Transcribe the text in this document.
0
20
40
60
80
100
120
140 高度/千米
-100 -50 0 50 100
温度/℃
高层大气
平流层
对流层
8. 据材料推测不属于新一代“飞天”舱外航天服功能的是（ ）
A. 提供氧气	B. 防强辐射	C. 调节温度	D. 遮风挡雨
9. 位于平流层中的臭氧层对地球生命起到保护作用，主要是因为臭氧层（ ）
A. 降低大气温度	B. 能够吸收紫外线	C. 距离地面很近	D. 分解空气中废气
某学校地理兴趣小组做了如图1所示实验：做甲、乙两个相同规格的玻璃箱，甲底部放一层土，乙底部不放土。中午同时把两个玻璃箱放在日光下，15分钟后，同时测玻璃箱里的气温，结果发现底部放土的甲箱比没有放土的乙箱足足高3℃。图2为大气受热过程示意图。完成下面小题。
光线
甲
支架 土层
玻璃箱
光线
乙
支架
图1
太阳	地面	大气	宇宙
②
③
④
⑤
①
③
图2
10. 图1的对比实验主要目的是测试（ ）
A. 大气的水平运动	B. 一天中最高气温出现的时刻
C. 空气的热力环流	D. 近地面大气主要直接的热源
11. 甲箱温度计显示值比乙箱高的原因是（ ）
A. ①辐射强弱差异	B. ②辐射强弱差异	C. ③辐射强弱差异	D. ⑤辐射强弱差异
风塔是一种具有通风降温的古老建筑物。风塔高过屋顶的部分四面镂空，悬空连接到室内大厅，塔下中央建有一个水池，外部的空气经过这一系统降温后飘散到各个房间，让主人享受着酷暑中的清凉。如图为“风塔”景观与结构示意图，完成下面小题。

■ **Directive**:
Transcribe every entry word for word.

■ **Full answer**:
Transcribe the text in this document.
0
20
40
60
80
100
120
140 高度/千米
-100 -50 0 50 100
温度/℃
高层大气
平流层
对流层
8. 据材料推测不属于新一代“飞天”舱外航天服功能的是（ ）
A. 提供氧气	B. 防强辐射	C. 调节温度	D. 遮风挡雨
9. 位于平流层中的臭氧层对地球生命起到保护作用，主要是因为臭氧层（ ）
A. 降低大气温度	B. 能够吸收紫外线	C. 距离地面很近	D. 分解空气中废气
某学校地理兴趣小组做了如图1所示实验：做甲、乙两个相同规格的玻璃箱，甲底部放一层土，乙底部不放土。中午同时把两个玻璃箱放在日光下，15分钟后，同时测玻璃箱里的气温，结果发现底部放土的甲箱比没有放土的乙箱足足高3℃。图2为大气受热过程示意图。完成下面小题。
光线
甲
支架 土层
玻璃箱
光线
乙
支架
图1
太阳	地面	大气	宇宙
②
③
④
⑤
①
③
图2
10. 图1的对比实验主要目的是测试（ ）
A. 大气的水平运动	B. 一天中最高气温出现的时刻
C. 空气的热力环流	D. 近地面大气主要直接的热源
11. 甲箱温度计显示值比乙箱高的原因是（ ）
A. ①辐射强弱差异	B. ②辐射强弱差异	C. ③辐射强弱差异	D. ⑤辐射强弱差异
风塔是一种具有通风降温的古老建筑物。风塔高过屋顶的部分四面镂空，悬空连接到室内大厅，塔下中央建有一个水池，外部的空气经过这一系统降温后飘散到各个房间，让主人享受着酷暑中的清凉。如图为“风塔”景观与结构示意图，完成下面小题。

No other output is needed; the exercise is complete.